Description of the task
Can you write out all the lines word for word, with no pictures?
[BEGIN Dataset extract]
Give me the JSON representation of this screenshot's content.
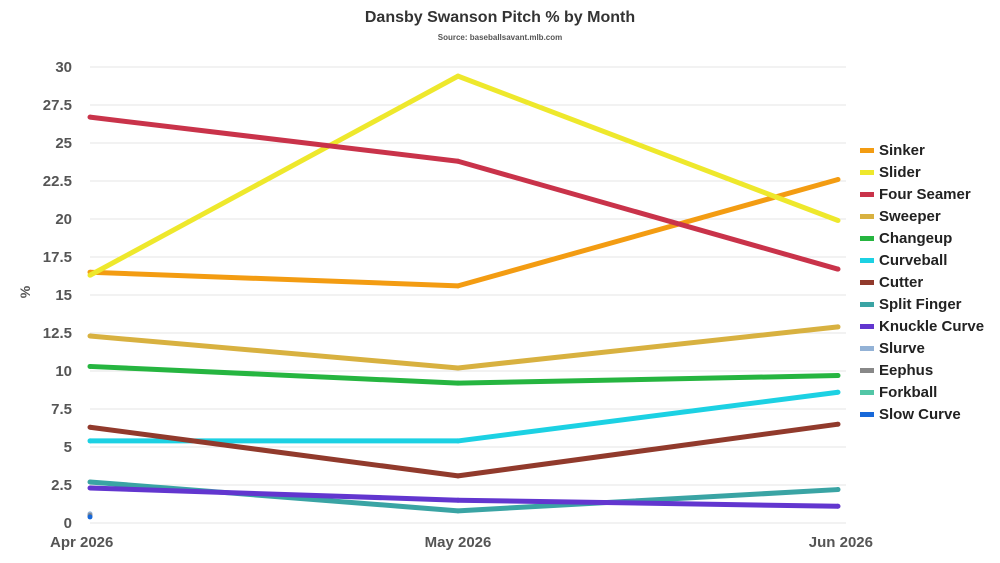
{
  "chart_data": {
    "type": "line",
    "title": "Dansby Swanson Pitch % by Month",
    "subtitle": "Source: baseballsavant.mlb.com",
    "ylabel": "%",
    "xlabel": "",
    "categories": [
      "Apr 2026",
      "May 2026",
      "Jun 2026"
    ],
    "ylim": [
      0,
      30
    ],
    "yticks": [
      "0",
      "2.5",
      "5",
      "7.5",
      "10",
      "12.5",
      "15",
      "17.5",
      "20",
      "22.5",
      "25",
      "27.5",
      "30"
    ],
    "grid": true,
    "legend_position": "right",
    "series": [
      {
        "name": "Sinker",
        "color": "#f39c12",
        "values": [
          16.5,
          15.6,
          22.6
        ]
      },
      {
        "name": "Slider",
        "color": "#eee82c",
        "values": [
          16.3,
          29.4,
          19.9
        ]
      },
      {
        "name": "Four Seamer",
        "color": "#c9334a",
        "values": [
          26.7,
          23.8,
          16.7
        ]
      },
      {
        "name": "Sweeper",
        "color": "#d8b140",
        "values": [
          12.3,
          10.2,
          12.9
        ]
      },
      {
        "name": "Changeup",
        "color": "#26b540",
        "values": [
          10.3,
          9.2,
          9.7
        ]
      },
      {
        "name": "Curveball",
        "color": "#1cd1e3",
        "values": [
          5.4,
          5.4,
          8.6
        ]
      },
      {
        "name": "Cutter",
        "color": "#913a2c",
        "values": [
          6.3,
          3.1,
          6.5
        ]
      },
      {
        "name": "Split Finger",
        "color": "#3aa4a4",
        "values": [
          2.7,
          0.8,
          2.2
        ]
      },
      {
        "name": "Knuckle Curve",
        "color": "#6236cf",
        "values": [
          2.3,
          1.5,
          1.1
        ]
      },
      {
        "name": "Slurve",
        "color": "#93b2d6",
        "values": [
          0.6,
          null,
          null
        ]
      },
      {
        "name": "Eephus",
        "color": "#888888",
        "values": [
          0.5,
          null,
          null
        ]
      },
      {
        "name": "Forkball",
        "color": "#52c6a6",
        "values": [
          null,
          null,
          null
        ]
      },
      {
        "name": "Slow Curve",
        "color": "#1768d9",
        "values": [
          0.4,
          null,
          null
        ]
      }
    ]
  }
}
[END Dataset extract]
Exercise output
Give me the JSON representation of this screenshot's content.
{
  "chart_data": {
    "type": "line",
    "title": "Dansby Swanson Pitch % by Month",
    "subtitle": "Source: baseballsavant.mlb.com",
    "ylabel": "%",
    "xlabel": "",
    "categories": [
      "Apr 2026",
      "May 2026",
      "Jun 2026"
    ],
    "ylim": [
      0,
      30
    ],
    "yticks": [
      "0",
      "2.5",
      "5",
      "7.5",
      "10",
      "12.5",
      "15",
      "17.5",
      "20",
      "22.5",
      "25",
      "27.5",
      "30"
    ],
    "grid": true,
    "legend_position": "right",
    "series": [
      {
        "name": "Sinker",
        "color": "#f39c12",
        "values": [
          16.5,
          15.6,
          22.6
        ]
      },
      {
        "name": "Slider",
        "color": "#eee82c",
        "values": [
          16.3,
          29.4,
          19.9
        ]
      },
      {
        "name": "Four Seamer",
        "color": "#c9334a",
        "values": [
          26.7,
          23.8,
          16.7
        ]
      },
      {
        "name": "Sweeper",
        "color": "#d8b140",
        "values": [
          12.3,
          10.2,
          12.9
        ]
      },
      {
        "name": "Changeup",
        "color": "#26b540",
        "values": [
          10.3,
          9.2,
          9.7
        ]
      },
      {
        "name": "Curveball",
        "color": "#1cd1e3",
        "values": [
          5.4,
          5.4,
          8.6
        ]
      },
      {
        "name": "Cutter",
        "color": "#913a2c",
        "values": [
          6.3,
          3.1,
          6.5
        ]
      },
      {
        "name": "Split Finger",
        "color": "#3aa4a4",
        "values": [
          2.7,
          0.8,
          2.2
        ]
      },
      {
        "name": "Knuckle Curve",
        "color": "#6236cf",
        "values": [
          2.3,
          1.5,
          1.1
        ]
      },
      {
        "name": "Slurve",
        "color": "#93b2d6",
        "values": [
          0.6,
          null,
          null
        ]
      },
      {
        "name": "Eephus",
        "color": "#888888",
        "values": [
          0.5,
          null,
          null
        ]
      },
      {
        "name": "Forkball",
        "color": "#52c6a6",
        "values": [
          null,
          null,
          null
        ]
      },
      {
        "name": "Slow Curve",
        "color": "#1768d9",
        "values": [
          0.4,
          null,
          null
        ]
      }
    ]
  }
}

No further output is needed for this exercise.